SB: You must be proud of the book. The logistics of compiling so much information in the first place is almost a career in itself. How and/or why did you become the band's unofficial historian? Were you just keeping track of the shows early on, and then decided to keep it up year after year? Or have you done this sort of thing with your other interests as well? With such a wealth of information, have you made arrangements for your collection of dates, photos, etc. to be properly archived and cared for in the future?

NM: I am not a real archivist in the Bill Wyman sense. All I had to do was keep a few bits and pieces to become the archivist since David Gilmour missed the first bit, and the others never kept much at all. The most useful memory jogger initially were scrap books that I kept for the first two years of all the press cuttings from the Melody Maker Disc and New Musical Express, etc., plus a few magazine articles. After that, one memory jogs another.

SB: I was a little disappointed that there is very little about your childhood and inspirations before moving to London and meeting up with Roger and Rick. It seems every book written about the Floyd goes into great detail about Cambridge and the birth of Pink Floyd in that city, but as you and Rick didn't come from there, I had always hoped for your stories in that respect, from those formative years. So although there is some telling about your years at home (and, might I add, the world would love to hear those early recordings!) was there any particular reason why you only covered it lightly?

NM: Space. And the fact that as it's band as much as me, I really felt I had enough about my early years. There wasn't (in my opinion) that much indication that any of us were to go on to greater things.

SB: A highlight for me in the book was also the Chronology at the end of the book, specifically because of its diverse topics. Are the things you listed important things for you and your life, or more general and things you remember for being important to the world around you?

- **RECORDS SHOWN**:

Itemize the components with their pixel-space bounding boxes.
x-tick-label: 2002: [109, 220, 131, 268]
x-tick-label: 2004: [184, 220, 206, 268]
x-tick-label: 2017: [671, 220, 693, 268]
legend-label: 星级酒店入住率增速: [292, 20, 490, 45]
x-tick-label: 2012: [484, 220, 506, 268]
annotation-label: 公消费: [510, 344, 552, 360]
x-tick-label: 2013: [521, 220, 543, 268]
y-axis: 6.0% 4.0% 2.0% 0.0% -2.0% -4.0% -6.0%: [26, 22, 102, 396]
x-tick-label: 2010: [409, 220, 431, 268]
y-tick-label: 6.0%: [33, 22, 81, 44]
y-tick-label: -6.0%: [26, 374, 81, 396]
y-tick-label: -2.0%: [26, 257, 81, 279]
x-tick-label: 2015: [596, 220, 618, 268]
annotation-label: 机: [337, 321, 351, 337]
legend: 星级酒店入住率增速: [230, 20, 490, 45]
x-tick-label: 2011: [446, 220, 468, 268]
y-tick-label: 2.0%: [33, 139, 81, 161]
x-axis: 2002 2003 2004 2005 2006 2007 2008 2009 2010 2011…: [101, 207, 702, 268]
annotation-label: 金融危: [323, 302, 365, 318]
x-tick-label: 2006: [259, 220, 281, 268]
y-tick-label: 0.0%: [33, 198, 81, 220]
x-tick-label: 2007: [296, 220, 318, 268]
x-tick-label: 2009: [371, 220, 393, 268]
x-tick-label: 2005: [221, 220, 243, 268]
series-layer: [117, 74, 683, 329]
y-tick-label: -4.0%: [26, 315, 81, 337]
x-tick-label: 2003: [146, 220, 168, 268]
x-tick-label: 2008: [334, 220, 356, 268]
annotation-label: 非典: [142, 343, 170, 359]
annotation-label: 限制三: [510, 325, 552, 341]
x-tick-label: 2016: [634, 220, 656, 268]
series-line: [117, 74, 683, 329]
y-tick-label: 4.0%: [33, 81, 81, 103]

- **REQUIRED TASKS**:
1) Update the interview, starting at "SB: I was a" and ending at "covered it lightly?", with "disappointed" changed to "surprised".
2) Echo, word for word, the rows that follow the interview, starting at the first row and ending at the row that contains "x-tick-label: 2013: [521, 220, 543, 268]".

- **SOLVED TASKS**:
1)
SB: I was a little surprised that there is very little about your childhood and inspirations before moving to London and meeting up with Roger and Rick. It seems every book written about the Floyd goes into great detail about Cambridge and the birth of Pink Floyd in that city, but as you and Rick didn't come from there, I had always hoped for your stories in that respect, from those formative years. So although there is some telling about your years at home (and, might I add, the world would love to hear those early recordings!) was there any particular reason why you only covered it lightly?

2)
Itemize the components with their pixel-space bounding boxes.
x-tick-label: 2002: [109, 220, 131, 268]
x-tick-label: 2004: [184, 220, 206, 268]
x-tick-label: 2017: [671, 220, 693, 268]
legend-label: 星级酒店入住率增速: [292, 20, 490, 45]
x-tick-label: 2012: [484, 220, 506, 268]
annotation-label: 公消费: [510, 344, 552, 360]
x-tick-label: 2013: [521, 220, 543, 268]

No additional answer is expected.